§ Brief
Each line below that contains "fields" counts once; report the total and nothing more.

§ Material provided
------------------------------------

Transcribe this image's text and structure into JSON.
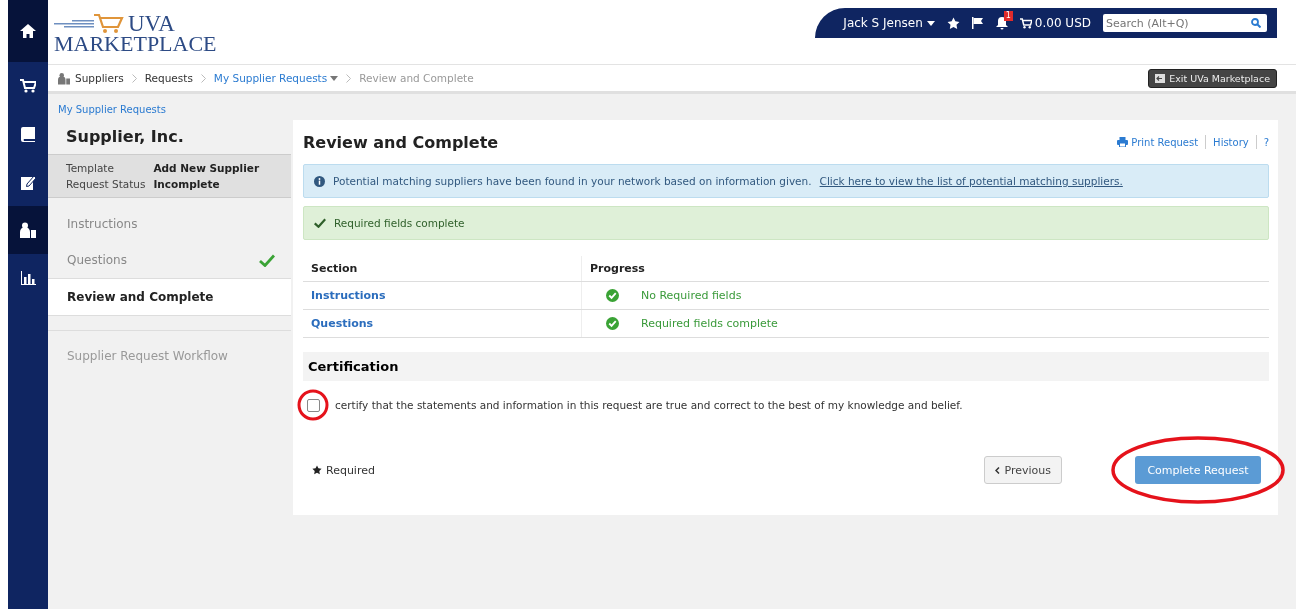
{
  "nav_icons": [
    {
      "kind": "home",
      "selected": true
    },
    {
      "kind": "cart",
      "selected": false
    },
    {
      "kind": "book",
      "selected": false
    },
    {
      "kind": "edit",
      "selected": false
    },
    {
      "kind": "suppliers",
      "selected": true
    },
    {
      "kind": "chart",
      "selected": false
    }
  ],
  "logo": {
    "line1": "UVA",
    "line2": "MARKETPLACE"
  },
  "user_bar": {
    "user": "Jack S Jensen",
    "notifications": "1",
    "cart_total": "0.00 USD",
    "search": {
      "placeholder": "Search (Alt+Q)"
    }
  },
  "breadcrumb": [
    {
      "label": "Suppliers",
      "kind": "root"
    },
    {
      "label": "Requests",
      "kind": "plain"
    },
    {
      "label": "My Supplier Requests",
      "kind": "link"
    },
    {
      "label": "Review and Complete",
      "kind": "current"
    }
  ],
  "exit_button": "Exit UVa Marketplace",
  "sidebar": {
    "back_link": "My Supplier Requests",
    "title": "Supplier, Inc.",
    "meta": [
      {
        "label": "Template",
        "value": "Add New Supplier"
      },
      {
        "label": "Request Status",
        "value": "Incomplete"
      }
    ],
    "steps": [
      {
        "label": "Instructions",
        "selected": false,
        "done": false
      },
      {
        "label": "Questions",
        "selected": false,
        "done": true
      },
      {
        "label": "Review and Complete",
        "selected": true,
        "done": false
      }
    ],
    "workflow": "Supplier Request Workflow"
  },
  "main": {
    "title": "Review and Complete",
    "actions": [
      "Print Request",
      "History",
      "?"
    ],
    "info_alert": {
      "text": "Potential matching suppliers have been found in your network based on information given.",
      "link": "Click here to view the list of potential matching suppliers."
    },
    "success_alert": "Required fields complete",
    "table": {
      "columns": [
        "Section",
        "Progress"
      ],
      "rows": [
        {
          "section": "Instructions",
          "progress": "No Required fields",
          "complete": true
        },
        {
          "section": "Questions",
          "progress": "Required fields complete",
          "complete": true
        }
      ]
    },
    "certification": {
      "heading": "Certification",
      "checked": false,
      "text": "certify that the statements and information in this request are true and correct to the best of my knowledge and belief."
    },
    "required_note": "Required",
    "buttons": [
      {
        "label": "Previous",
        "kind": "secondary"
      },
      {
        "label": "Complete Request",
        "kind": "primary"
      }
    ]
  }
}
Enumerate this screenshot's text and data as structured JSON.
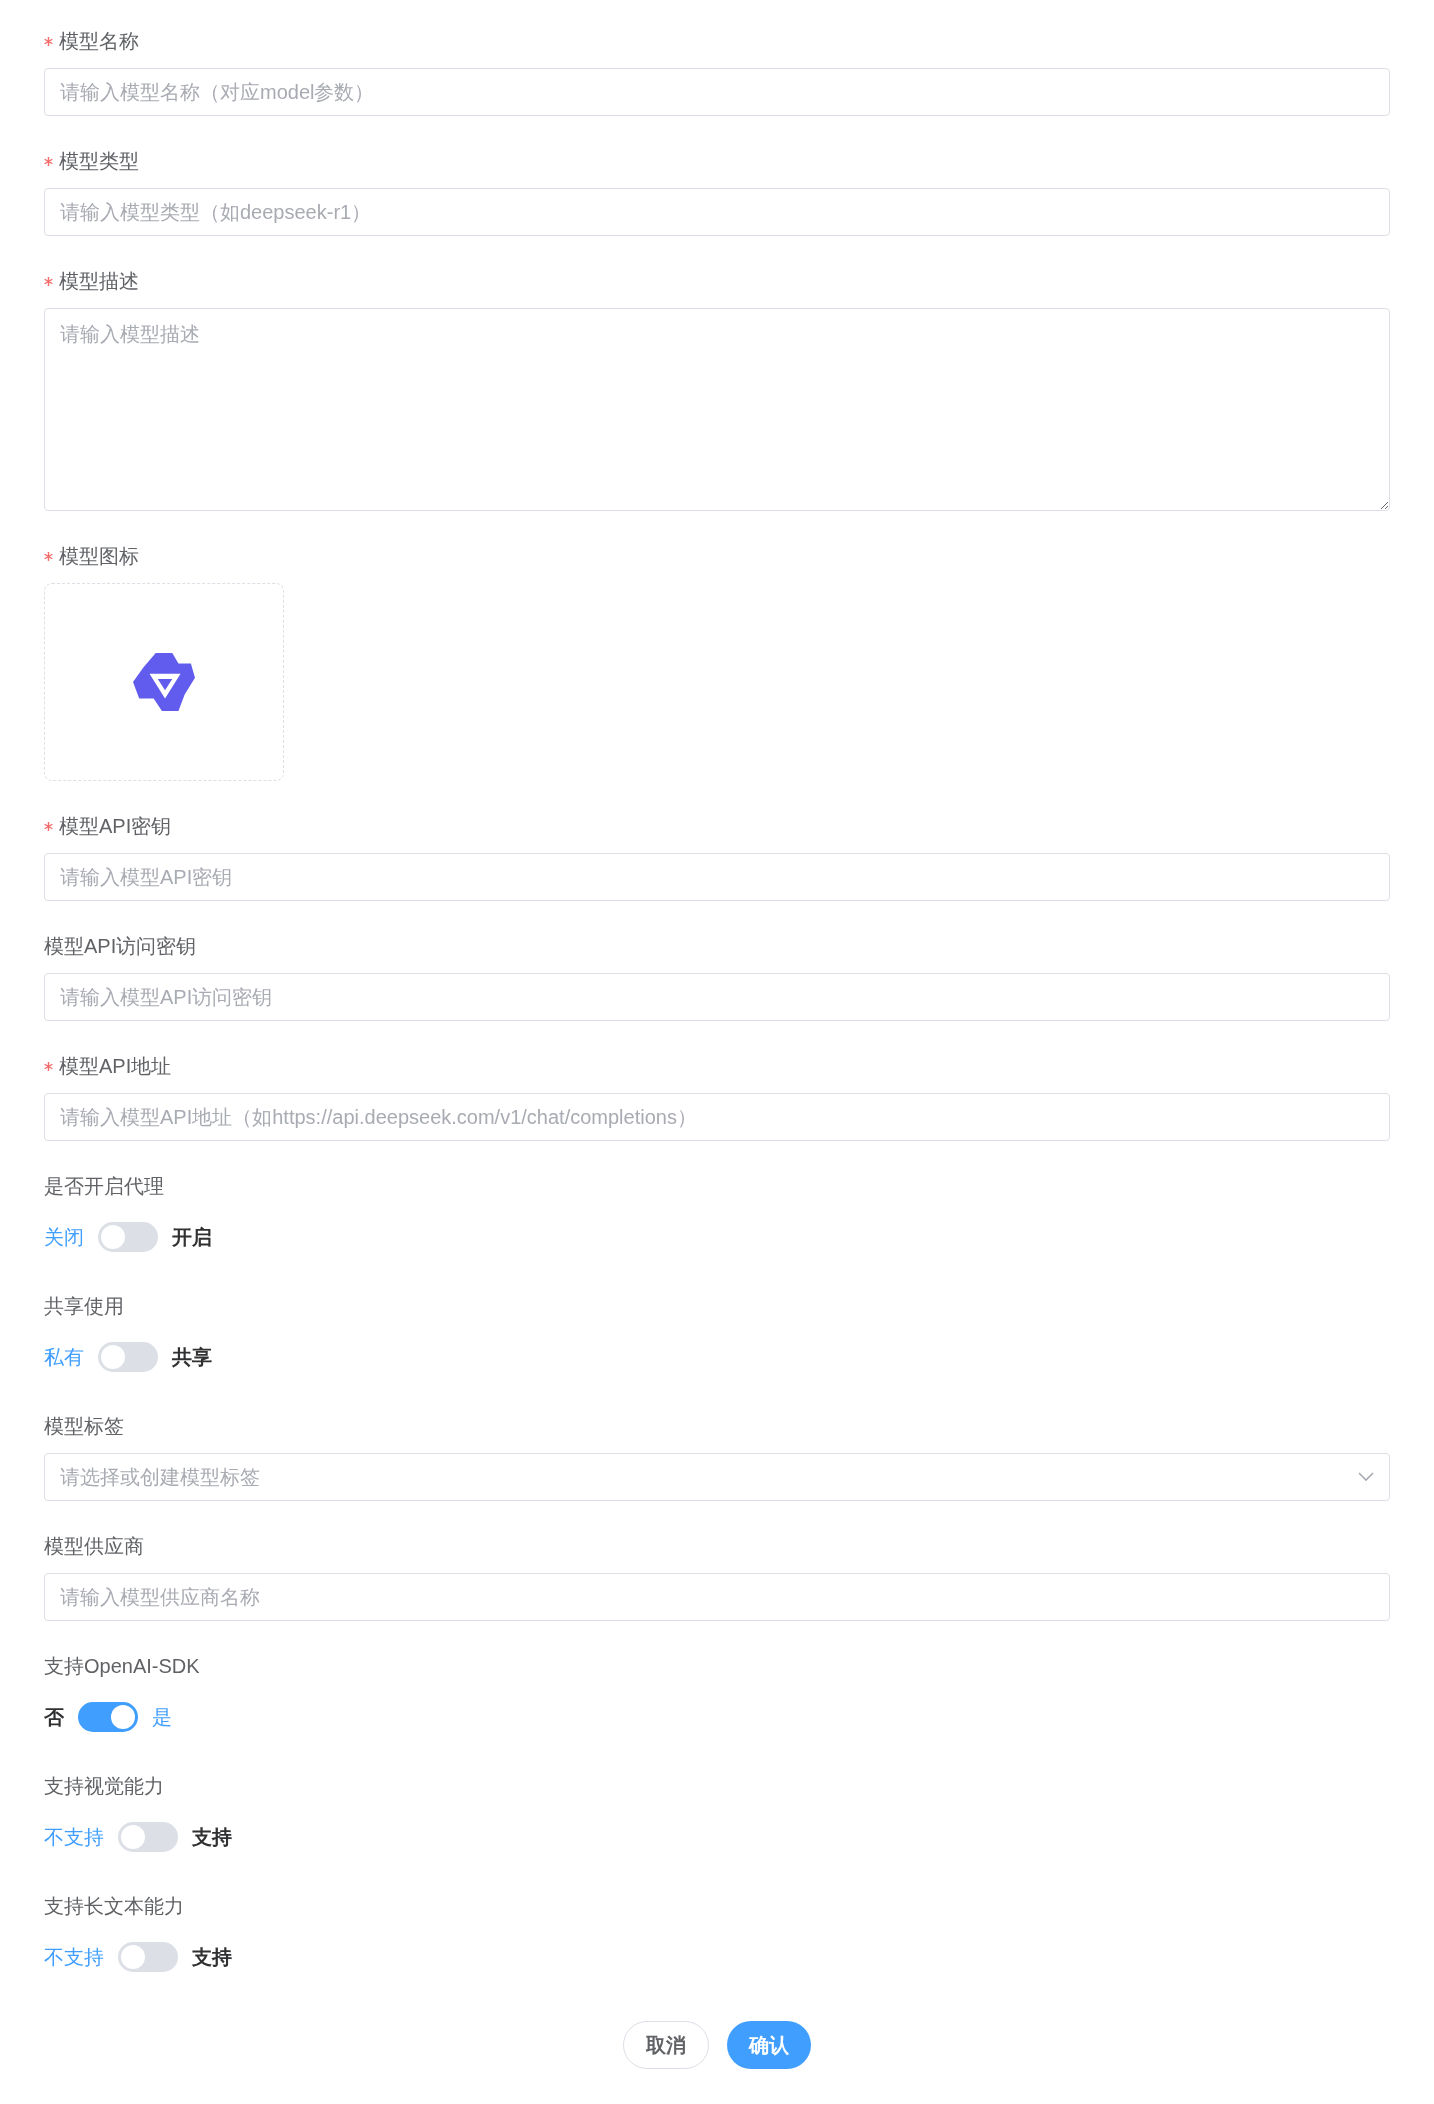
{
  "fields": [
    {
      "kind": "input",
      "label": "模型名称",
      "required": true,
      "placeholder": "请输入模型名称（对应model参数）"
    },
    {
      "kind": "input",
      "label": "模型类型",
      "required": true,
      "placeholder": "请输入模型类型（如deepseek-r1）"
    },
    {
      "kind": "textarea",
      "label": "模型描述",
      "required": true,
      "placeholder": "请输入模型描述"
    },
    {
      "kind": "upload",
      "label": "模型图标",
      "required": true
    },
    {
      "kind": "input",
      "label": "模型API密钥",
      "required": true,
      "placeholder": "请输入模型API密钥"
    },
    {
      "kind": "input",
      "label": "模型API访问密钥",
      "required": false,
      "placeholder": "请输入模型API访问密钥"
    },
    {
      "kind": "input",
      "label": "模型API地址",
      "required": true,
      "placeholder": "请输入模型API地址（如https://api.deepseek.com/v1/chat/completions）"
    },
    {
      "kind": "switch",
      "label": "是否开启代理",
      "required": false,
      "off_label": "关闭",
      "on_label": "开启",
      "on": false
    },
    {
      "kind": "switch",
      "label": "共享使用",
      "required": false,
      "off_label": "私有",
      "on_label": "共享",
      "on": false
    },
    {
      "kind": "select",
      "label": "模型标签",
      "required": false,
      "placeholder": "请选择或创建模型标签"
    },
    {
      "kind": "input",
      "label": "模型供应商",
      "required": false,
      "placeholder": "请输入模型供应商名称"
    },
    {
      "kind": "switch",
      "label": "支持OpenAI-SDK",
      "required": false,
      "off_label": "否",
      "on_label": "是",
      "on": true
    },
    {
      "kind": "switch",
      "label": "支持视觉能力",
      "required": false,
      "off_label": "不支持",
      "on_label": "支持",
      "on": false
    },
    {
      "kind": "switch",
      "label": "支持长文本能力",
      "required": false,
      "off_label": "不支持",
      "on_label": "支持",
      "on": false
    }
  ],
  "buttons": [
    {
      "label": "取消",
      "kind": "secondary"
    },
    {
      "label": "确认",
      "kind": "primary"
    }
  ]
}
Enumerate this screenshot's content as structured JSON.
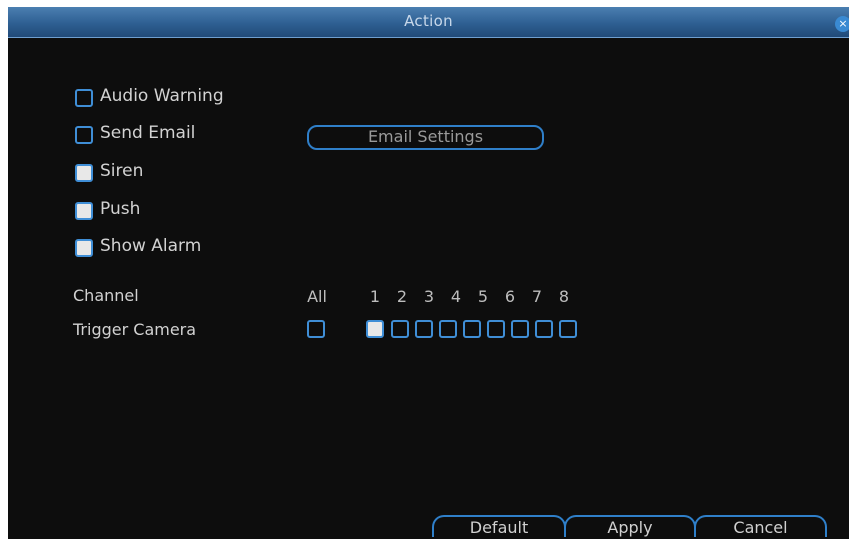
{
  "window": {
    "title": "Action",
    "close_glyph": "×"
  },
  "options": [
    {
      "label": "Audio Warning",
      "checked": false
    },
    {
      "label": "Send Email",
      "checked": false
    },
    {
      "label": "Siren",
      "checked": true
    },
    {
      "label": "Push",
      "checked": true
    },
    {
      "label": "Show Alarm",
      "checked": true
    }
  ],
  "email_settings_label": "Email Settings",
  "channel": {
    "row_label": "Channel",
    "trigger_label": "Trigger Camera",
    "all_label": "All",
    "numbers": [
      "1",
      "2",
      "3",
      "4",
      "5",
      "6",
      "7",
      "8"
    ],
    "all_checked": false,
    "checked": [
      true,
      false,
      false,
      false,
      false,
      false,
      false,
      false
    ]
  },
  "footer": {
    "default_label": "Default",
    "apply_label": "Apply",
    "cancel_label": "Cancel"
  },
  "colors": {
    "accent": "#3f8ed6",
    "background": "#0d0d0d",
    "title_bar": "#2e5f92"
  }
}
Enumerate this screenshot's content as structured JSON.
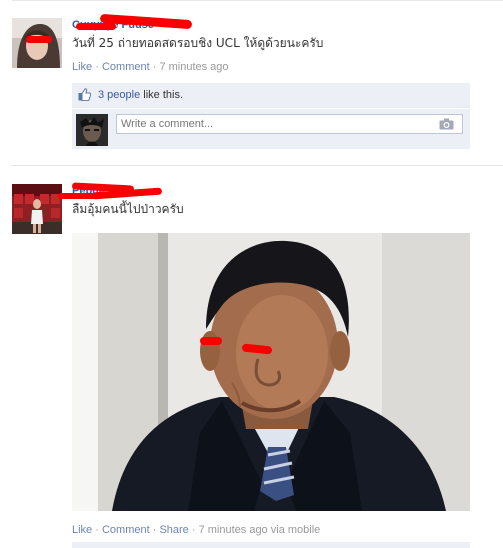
{
  "post1": {
    "author": "Cuuyuye Fuuse",
    "message": "วันที่ 25 ถ่ายทอดสดรอบชิง UCL ให้ดูด้วยนะครับ",
    "like_label": "Like",
    "comment_label": "Comment",
    "separator": " · ",
    "timestamp": "7 minutes ago",
    "likes_count_label": "3 people",
    "likes_suffix": " like this.",
    "comment_placeholder": "Write a comment..."
  },
  "post2": {
    "author": "Pepue Vvi",
    "message": "ลืมอุ้มคนนี้ไปป่าวครับ",
    "like_label": "Like",
    "comment_label": "Comment",
    "share_label": "Share",
    "separator": " · ",
    "timestamp": "7 minutes ago",
    "via_label": "via mobile"
  },
  "colors": {
    "link": "#3b5998",
    "action_link": "#6d84b4",
    "ufi_bg": "#eceff5",
    "redaction": "#f70000"
  },
  "icons": [
    "thumbs-up-icon",
    "camera-icon"
  ]
}
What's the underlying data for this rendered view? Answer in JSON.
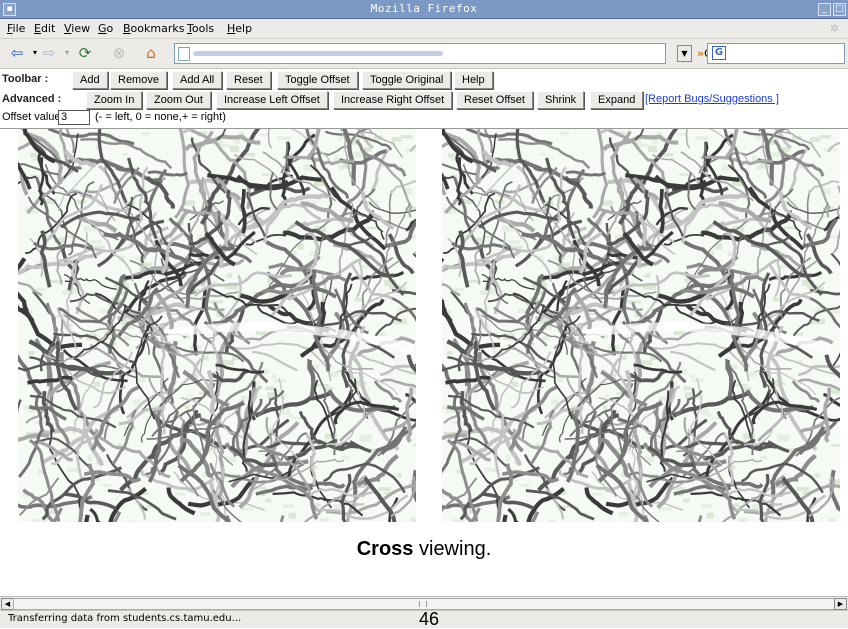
{
  "window": {
    "title": "Mozilla Firefox"
  },
  "menu": [
    {
      "label": "File",
      "u": "F",
      "rest": "ile"
    },
    {
      "label": "Edit",
      "u": "E",
      "rest": "dit"
    },
    {
      "label": "View",
      "u": "V",
      "rest": "iew"
    },
    {
      "label": "Go",
      "u": "G",
      "rest": "o"
    },
    {
      "label": "Bookmarks",
      "u": "B",
      "rest": "ookmarks"
    },
    {
      "label": "Tools",
      "u": "T",
      "rest": "ools"
    },
    {
      "label": "Help",
      "u": "H",
      "rest": "elp"
    }
  ],
  "nav": {
    "go_label": "Go"
  },
  "toolbar": {
    "label": "Toolbar :",
    "buttons": [
      "Add",
      "Remove",
      "Add All",
      "Reset",
      "Toggle Offset",
      "Toggle Original",
      "Help"
    ]
  },
  "advanced": {
    "label": "Advanced :",
    "buttons": [
      "Zoom In",
      "Zoom Out",
      "Increase Left Offset",
      "Increase Right Offset",
      "Reset Offset",
      "Shrink",
      "Expand"
    ],
    "report_link": "[Report Bugs/Suggestions ]"
  },
  "offset": {
    "label": "Offset value:",
    "value": "3",
    "hint": "(- = left, 0 = none,+ = right)"
  },
  "caption": {
    "bold": "Cross",
    "rest": " viewing."
  },
  "status": {
    "text": "Transferring data from students.cs.tamu.edu..."
  },
  "page_number": "46",
  "colors": {
    "titlebar": "#7c98c4",
    "chrome": "#ecebe8",
    "link": "#1a3fd1",
    "vessel_dark": "#3a3a3a",
    "vessel_mid": "#8d8d8d",
    "background_tint": "#dbe8d6"
  },
  "icons": [
    "back-icon",
    "forward-icon",
    "reload-icon",
    "stop-icon",
    "home-icon",
    "page-icon",
    "dropdown-icon",
    "go-icon",
    "google-icon"
  ]
}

------------------------------------

§ Task solution
4